● To be done: Go through the material and pull out every line with the string "kind" in it.

● Lines of data:
• • • • •
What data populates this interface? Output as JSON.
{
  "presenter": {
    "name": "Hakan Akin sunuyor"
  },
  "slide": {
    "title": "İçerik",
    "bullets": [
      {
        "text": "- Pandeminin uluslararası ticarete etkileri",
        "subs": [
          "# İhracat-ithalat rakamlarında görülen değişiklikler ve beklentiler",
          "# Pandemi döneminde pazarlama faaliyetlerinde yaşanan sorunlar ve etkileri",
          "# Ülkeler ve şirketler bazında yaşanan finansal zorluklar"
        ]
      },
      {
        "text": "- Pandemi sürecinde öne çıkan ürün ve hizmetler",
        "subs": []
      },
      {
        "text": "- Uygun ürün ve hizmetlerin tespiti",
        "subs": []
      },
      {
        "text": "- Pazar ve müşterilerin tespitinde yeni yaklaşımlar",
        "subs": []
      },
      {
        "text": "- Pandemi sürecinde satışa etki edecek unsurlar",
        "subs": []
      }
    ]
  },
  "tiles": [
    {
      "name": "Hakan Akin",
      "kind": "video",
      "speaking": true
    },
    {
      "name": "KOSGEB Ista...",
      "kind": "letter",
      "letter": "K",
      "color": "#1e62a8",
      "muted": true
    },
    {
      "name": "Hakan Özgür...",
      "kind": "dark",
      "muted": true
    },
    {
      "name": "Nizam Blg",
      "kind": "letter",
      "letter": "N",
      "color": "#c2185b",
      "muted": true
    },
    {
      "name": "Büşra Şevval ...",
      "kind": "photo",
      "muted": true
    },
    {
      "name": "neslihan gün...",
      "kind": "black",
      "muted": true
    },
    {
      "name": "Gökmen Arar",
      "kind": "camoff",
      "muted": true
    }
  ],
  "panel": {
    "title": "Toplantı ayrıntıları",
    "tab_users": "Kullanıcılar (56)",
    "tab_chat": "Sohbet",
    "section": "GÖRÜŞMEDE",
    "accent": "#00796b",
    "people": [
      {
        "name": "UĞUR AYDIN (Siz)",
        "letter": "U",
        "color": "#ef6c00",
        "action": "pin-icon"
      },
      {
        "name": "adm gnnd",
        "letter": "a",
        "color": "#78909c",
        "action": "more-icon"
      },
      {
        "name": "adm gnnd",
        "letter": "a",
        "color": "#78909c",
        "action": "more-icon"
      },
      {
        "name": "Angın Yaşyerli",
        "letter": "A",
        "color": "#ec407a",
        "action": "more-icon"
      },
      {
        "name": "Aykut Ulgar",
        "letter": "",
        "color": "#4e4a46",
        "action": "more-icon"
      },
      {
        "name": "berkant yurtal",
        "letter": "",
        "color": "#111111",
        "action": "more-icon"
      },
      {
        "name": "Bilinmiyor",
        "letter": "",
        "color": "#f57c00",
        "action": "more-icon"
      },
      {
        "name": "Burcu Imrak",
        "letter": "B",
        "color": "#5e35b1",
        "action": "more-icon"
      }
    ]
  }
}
• • • • •
● Solution for this problem:
      "kind": "video",
      "kind": "letter",
      "kind": "dark",
      "kind": "letter",
      "kind": "photo",
      "kind": "black",
      "kind": "camoff",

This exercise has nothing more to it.